_GIVEN EXERCISE_: Return the listing below verbatim. Pictures do not belong in the copy.

╭─ DATA RECORDS

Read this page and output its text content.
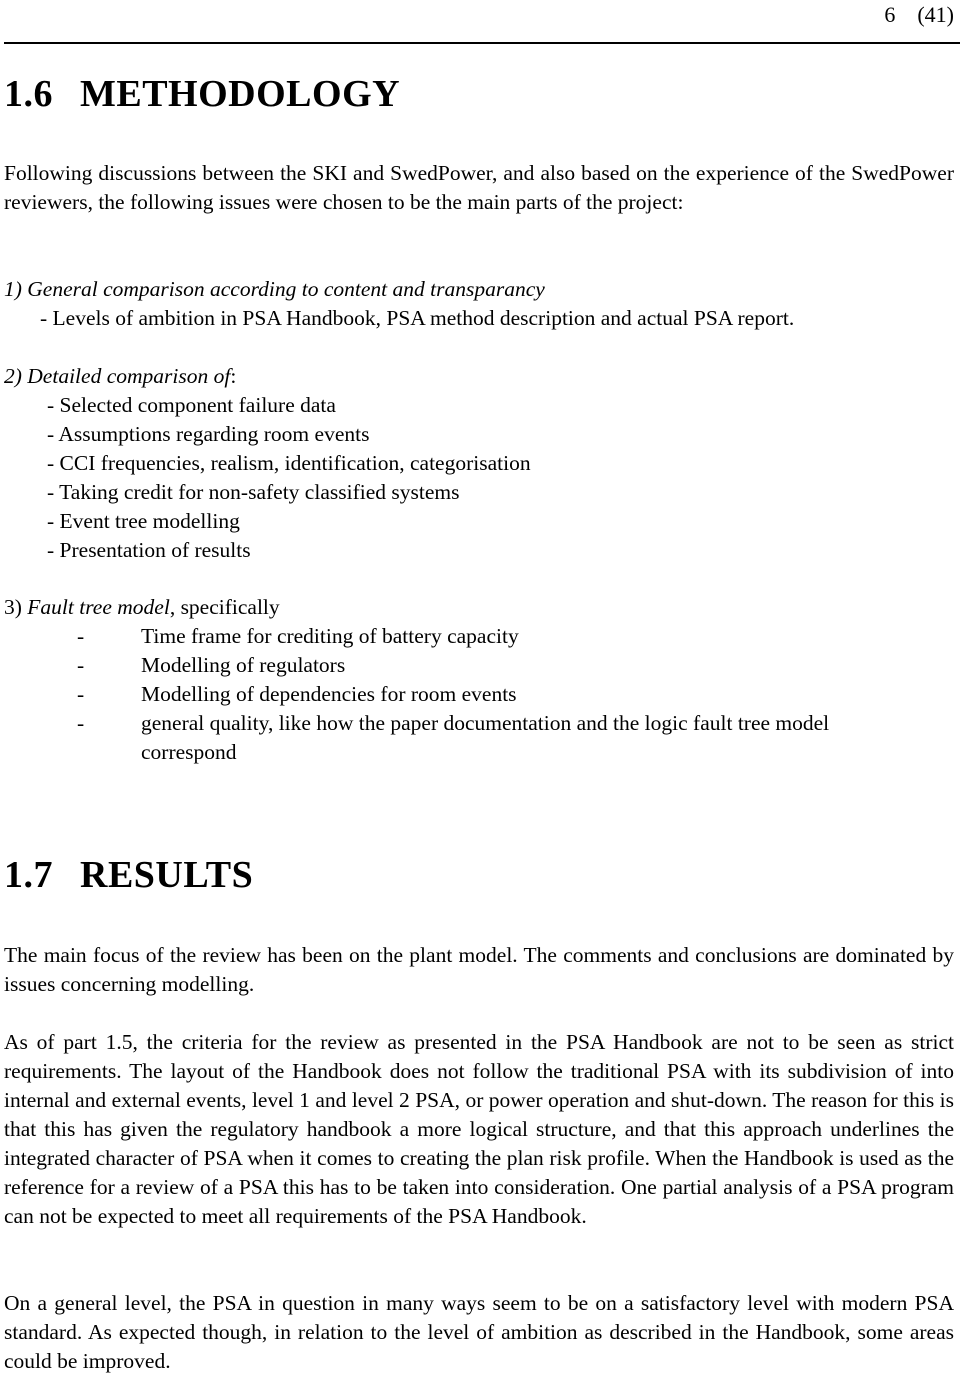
6 (41)
1.6 METHODOLOGY

Following discussions between the SKI and SwedPower, and also based on the experience of the SwedPower reviewers, the following issues were chosen to be the main parts of the project:

1) General comparison according to content and transparancy
- Levels of ambition in PSA Handbook, PSA method description and actual PSA report.
2) Detailed comparison of:
- Selected component failure data
- Assumptions regarding room events
- CCI frequencies, realism, identification, categorisation
- Taking credit for non-safety classified systems
- Event tree modelling
- Presentation of results
3) Fault tree model, specifically
-	Time frame for crediting of battery capacity
-	Modelling of regulators
-	Modelling of dependencies for room events
-	general quality, like how the paper documentation and the logic fault tree model
correspond
1.7 RESULTS

The main focus of the review has been on the plant model. The comments and conclusions are dominated by issues concerning modelling.

As of part 1.5, the criteria for the review as presented in the PSA Handbook are not to be seen as strict requirements. The layout of the Handbook does not follow the traditional PSA with its subdivision of into internal and external events, level 1 and level 2 PSA, or power operation and shut-down. The reason for this is that this has given the regulatory handbook a more logical structure, and that this approach underlines the integrated character of PSA when it comes to creating the plan risk profile. When the Handbook is used as the reference for a review of a PSA this has to be taken into consideration. One partial analysis of a PSA program can not be expected to meet all requirements of the PSA Handbook.

On a general level, the PSA in question in many ways seem to be on a satisfactory level with modern PSA standard. As expected though, in relation to the level of ambition as described in the Handbook, some areas could be improved.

╰─

_TASK SOLUTION_:
Read this page and output its text content.
6 (41)
1.6 METHODOLOGY

Following discussions between the SKI and SwedPower, and also based on the experience of the SwedPower reviewers, the following issues were chosen to be the main parts of the project:

1) General comparison according to content and transparancy
- Levels of ambition in PSA Handbook, PSA method description and actual PSA report.
2) Detailed comparison of:
- Selected component failure data
- Assumptions regarding room events
- CCI frequencies, realism, identification, categorisation
- Taking credit for non-safety classified systems
- Event tree modelling
- Presentation of results
3) Fault tree model, specifically
-	Time frame for crediting of battery capacity
-	Modelling of regulators
-	Modelling of dependencies for room events
-	general quality, like how the paper documentation and the logic fault tree model
correspond
1.7 RESULTS

The main focus of the review has been on the plant model. The comments and conclusions are dominated by issues concerning modelling.

As of part 1.5, the criteria for the review as presented in the PSA Handbook are not to be seen as strict requirements. The layout of the Handbook does not follow the traditional PSA with its subdivision of into internal and external events, level 1 and level 2 PSA, or power operation and shut-down. The reason for this is that this has given the regulatory handbook a more logical structure, and that this approach underlines the integrated character of PSA when it comes to creating the plan risk profile. When the Handbook is used as the reference for a review of a PSA this has to be taken into consideration. One partial analysis of a PSA program can not be expected to meet all requirements of the PSA Handbook.

On a general level, the PSA in question in many ways seem to be on a satisfactory level with modern PSA standard. As expected though, in relation to the level of ambition as described in the Handbook, some areas could be improved.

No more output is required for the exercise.